══ DATA LISTING
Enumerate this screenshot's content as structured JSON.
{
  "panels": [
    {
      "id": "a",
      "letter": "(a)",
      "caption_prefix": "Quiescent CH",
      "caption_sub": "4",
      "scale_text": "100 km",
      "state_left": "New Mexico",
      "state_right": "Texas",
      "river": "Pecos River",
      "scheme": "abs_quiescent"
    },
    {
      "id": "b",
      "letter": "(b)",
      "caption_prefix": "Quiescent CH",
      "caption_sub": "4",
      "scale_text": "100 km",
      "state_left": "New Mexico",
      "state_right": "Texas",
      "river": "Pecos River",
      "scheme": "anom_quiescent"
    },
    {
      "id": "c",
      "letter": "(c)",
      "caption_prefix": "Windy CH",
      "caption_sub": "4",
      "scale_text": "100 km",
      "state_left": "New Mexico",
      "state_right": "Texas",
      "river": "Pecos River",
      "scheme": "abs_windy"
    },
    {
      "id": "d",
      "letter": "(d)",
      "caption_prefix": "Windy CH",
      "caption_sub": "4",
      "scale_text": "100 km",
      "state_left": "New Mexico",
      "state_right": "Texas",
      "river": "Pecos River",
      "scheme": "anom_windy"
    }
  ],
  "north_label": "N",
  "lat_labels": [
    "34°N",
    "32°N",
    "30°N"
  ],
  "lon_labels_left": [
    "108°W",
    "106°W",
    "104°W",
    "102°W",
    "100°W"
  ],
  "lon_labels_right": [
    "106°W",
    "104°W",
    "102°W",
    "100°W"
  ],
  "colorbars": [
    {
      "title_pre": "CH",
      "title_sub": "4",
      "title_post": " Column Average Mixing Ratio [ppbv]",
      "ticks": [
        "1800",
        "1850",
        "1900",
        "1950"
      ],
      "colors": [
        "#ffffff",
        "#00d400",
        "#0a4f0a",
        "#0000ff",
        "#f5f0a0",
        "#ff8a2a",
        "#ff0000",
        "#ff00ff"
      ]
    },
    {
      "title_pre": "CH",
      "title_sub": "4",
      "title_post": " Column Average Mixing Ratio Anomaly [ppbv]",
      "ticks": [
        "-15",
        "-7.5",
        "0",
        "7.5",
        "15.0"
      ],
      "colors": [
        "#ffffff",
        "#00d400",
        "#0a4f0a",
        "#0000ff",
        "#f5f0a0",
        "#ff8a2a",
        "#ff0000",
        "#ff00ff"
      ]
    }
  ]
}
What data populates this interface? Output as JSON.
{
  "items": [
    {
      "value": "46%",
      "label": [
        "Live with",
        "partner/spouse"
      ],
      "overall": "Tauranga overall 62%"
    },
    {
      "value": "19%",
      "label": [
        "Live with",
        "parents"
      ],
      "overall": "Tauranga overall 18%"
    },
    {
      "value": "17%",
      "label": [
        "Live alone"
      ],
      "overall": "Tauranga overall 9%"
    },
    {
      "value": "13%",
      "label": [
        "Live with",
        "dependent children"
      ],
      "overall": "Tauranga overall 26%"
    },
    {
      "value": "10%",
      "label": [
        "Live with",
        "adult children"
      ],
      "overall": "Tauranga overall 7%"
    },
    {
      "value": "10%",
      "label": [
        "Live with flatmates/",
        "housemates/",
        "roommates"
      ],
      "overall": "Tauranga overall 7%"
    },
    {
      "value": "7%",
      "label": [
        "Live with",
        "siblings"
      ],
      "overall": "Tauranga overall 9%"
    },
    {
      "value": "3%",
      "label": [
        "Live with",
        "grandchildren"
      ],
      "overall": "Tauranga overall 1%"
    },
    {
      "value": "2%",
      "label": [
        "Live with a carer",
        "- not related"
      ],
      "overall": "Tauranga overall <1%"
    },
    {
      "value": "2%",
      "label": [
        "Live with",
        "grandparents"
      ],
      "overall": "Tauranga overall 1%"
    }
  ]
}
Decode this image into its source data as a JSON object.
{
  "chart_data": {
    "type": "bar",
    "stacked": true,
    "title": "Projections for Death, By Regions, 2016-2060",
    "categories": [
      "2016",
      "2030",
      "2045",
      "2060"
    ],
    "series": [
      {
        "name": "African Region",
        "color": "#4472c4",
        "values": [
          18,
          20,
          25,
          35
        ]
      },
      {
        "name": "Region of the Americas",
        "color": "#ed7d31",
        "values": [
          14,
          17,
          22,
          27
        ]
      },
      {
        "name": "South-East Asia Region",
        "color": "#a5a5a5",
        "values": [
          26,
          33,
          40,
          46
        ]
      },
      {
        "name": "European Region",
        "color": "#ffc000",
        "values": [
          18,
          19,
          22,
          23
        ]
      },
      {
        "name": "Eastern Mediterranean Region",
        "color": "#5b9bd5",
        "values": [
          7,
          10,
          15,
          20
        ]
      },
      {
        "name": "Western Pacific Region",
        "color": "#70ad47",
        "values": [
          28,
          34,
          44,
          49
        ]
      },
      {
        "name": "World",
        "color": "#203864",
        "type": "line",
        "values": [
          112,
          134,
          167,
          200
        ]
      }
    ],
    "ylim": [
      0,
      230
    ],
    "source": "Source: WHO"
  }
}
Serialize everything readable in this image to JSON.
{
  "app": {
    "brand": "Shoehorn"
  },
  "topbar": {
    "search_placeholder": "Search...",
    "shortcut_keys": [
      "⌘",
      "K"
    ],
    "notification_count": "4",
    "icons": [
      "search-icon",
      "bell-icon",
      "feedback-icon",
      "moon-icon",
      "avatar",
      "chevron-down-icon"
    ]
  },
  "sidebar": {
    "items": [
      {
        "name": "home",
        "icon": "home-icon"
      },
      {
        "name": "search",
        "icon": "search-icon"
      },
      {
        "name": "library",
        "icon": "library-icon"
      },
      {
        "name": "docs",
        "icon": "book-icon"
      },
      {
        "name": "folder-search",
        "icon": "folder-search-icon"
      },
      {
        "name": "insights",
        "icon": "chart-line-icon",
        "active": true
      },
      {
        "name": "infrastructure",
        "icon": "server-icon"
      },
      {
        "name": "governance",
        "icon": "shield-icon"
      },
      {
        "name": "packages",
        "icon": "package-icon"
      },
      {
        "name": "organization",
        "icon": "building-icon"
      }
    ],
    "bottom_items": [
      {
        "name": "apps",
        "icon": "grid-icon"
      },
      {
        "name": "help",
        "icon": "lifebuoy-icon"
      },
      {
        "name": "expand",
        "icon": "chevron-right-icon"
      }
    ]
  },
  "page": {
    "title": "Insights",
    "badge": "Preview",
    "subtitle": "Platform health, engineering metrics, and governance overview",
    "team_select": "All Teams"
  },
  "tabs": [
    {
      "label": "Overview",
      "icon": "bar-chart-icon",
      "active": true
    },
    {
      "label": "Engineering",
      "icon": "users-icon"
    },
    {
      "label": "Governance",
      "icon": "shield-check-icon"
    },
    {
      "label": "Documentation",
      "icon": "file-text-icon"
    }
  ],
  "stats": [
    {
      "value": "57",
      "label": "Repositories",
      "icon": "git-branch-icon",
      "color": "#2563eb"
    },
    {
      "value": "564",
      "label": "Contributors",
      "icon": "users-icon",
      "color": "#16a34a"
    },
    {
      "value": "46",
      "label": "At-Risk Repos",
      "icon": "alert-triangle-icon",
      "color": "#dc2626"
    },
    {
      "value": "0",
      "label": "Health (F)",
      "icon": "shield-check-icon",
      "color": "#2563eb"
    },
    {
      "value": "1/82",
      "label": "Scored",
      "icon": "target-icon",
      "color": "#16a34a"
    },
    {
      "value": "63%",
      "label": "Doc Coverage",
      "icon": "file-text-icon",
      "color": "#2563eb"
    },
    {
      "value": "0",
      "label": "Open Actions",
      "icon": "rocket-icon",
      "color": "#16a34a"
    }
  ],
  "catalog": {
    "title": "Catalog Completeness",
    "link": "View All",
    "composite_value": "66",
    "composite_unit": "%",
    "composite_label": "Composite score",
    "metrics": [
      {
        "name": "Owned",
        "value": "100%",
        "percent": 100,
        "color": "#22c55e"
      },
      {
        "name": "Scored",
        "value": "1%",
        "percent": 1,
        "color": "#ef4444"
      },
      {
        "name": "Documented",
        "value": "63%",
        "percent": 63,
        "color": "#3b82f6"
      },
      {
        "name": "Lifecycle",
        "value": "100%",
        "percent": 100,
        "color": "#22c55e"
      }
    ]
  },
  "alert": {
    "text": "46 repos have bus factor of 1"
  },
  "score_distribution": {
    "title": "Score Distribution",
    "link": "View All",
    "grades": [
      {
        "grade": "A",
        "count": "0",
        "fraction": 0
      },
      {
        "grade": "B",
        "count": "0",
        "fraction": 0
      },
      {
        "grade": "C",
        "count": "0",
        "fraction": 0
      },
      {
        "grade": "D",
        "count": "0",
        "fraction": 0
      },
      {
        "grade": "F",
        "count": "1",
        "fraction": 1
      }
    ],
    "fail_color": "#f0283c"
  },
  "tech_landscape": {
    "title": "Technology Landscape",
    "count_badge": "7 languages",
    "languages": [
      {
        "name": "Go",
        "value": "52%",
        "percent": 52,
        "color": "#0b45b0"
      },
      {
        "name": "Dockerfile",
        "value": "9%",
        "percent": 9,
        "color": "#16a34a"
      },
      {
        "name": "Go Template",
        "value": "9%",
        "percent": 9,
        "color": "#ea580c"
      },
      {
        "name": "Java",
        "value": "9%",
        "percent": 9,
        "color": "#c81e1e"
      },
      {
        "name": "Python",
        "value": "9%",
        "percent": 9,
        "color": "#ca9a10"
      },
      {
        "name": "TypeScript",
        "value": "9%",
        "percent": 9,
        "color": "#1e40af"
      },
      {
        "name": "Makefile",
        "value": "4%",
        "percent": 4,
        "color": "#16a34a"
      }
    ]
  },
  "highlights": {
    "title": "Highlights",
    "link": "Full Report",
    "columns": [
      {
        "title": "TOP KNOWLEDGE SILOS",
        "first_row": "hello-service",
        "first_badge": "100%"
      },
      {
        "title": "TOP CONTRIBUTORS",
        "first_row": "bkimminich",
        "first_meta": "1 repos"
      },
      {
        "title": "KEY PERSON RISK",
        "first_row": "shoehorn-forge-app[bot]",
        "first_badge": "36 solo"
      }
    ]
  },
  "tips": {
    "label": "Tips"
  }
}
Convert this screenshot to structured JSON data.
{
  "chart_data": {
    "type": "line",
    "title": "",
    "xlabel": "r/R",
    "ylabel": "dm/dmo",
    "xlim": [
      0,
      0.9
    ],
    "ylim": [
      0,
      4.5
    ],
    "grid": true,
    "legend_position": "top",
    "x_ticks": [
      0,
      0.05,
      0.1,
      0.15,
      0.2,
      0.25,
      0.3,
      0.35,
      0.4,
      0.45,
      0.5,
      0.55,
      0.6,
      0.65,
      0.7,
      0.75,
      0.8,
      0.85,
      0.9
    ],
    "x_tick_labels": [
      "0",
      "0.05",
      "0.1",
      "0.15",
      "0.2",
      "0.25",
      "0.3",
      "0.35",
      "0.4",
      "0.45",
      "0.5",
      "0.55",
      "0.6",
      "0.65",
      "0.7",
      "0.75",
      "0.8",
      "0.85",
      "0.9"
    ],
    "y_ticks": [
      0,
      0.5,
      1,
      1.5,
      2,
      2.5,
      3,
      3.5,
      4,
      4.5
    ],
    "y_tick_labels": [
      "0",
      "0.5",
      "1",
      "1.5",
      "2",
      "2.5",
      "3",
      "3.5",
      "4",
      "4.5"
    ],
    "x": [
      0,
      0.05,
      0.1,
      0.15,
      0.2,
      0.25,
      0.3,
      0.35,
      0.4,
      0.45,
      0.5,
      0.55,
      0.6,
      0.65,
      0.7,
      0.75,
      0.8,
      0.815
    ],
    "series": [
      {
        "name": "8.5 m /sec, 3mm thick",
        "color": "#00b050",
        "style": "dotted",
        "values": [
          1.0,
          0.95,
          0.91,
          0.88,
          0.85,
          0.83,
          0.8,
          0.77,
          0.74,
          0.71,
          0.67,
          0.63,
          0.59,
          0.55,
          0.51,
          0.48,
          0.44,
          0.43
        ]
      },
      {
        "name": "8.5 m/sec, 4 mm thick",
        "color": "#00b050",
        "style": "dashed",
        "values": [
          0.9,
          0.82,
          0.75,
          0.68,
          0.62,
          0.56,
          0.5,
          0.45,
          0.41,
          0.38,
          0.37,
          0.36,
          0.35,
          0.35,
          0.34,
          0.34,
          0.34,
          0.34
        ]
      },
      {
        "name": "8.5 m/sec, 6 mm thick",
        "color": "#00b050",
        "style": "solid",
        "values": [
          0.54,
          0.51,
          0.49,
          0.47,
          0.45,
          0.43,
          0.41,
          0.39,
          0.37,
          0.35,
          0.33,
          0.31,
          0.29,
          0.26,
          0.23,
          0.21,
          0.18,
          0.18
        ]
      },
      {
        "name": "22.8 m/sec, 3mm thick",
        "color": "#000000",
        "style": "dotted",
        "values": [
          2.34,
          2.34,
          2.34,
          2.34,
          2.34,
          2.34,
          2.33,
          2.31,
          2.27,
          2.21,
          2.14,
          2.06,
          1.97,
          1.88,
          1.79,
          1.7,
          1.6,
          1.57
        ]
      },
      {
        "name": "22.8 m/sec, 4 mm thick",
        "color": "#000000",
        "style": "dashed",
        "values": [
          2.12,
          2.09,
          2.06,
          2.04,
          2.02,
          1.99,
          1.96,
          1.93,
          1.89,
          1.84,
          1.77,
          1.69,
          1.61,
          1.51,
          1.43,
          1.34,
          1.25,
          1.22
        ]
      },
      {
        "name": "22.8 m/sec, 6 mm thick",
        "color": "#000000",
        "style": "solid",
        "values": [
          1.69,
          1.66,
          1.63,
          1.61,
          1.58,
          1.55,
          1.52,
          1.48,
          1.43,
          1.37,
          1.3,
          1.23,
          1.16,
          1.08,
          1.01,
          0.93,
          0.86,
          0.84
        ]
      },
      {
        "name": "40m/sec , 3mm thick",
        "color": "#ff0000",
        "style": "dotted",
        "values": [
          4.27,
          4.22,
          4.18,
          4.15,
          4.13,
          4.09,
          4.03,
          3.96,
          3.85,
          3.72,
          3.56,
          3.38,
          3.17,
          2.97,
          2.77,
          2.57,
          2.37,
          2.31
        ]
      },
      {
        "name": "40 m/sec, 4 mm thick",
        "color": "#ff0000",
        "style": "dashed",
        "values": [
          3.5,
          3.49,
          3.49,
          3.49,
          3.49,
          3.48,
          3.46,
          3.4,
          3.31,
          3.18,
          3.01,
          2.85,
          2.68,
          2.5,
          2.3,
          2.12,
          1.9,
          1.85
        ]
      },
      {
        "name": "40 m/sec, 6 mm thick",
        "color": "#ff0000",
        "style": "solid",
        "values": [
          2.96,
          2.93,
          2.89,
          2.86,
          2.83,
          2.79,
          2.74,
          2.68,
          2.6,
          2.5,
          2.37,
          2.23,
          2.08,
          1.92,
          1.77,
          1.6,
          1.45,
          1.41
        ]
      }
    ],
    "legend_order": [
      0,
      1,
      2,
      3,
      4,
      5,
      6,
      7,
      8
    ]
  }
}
════
### EXERCISE GOAL:
Wherever the string "ppbv" appears in the entries above, list that line.

### OUTPUT OF THE EXERCISE:
      "title_post": " Column Average Mixing Ratio [ppbv]",
      "title_post": " Column Average Mixing Ratio Anomaly [ppbv]",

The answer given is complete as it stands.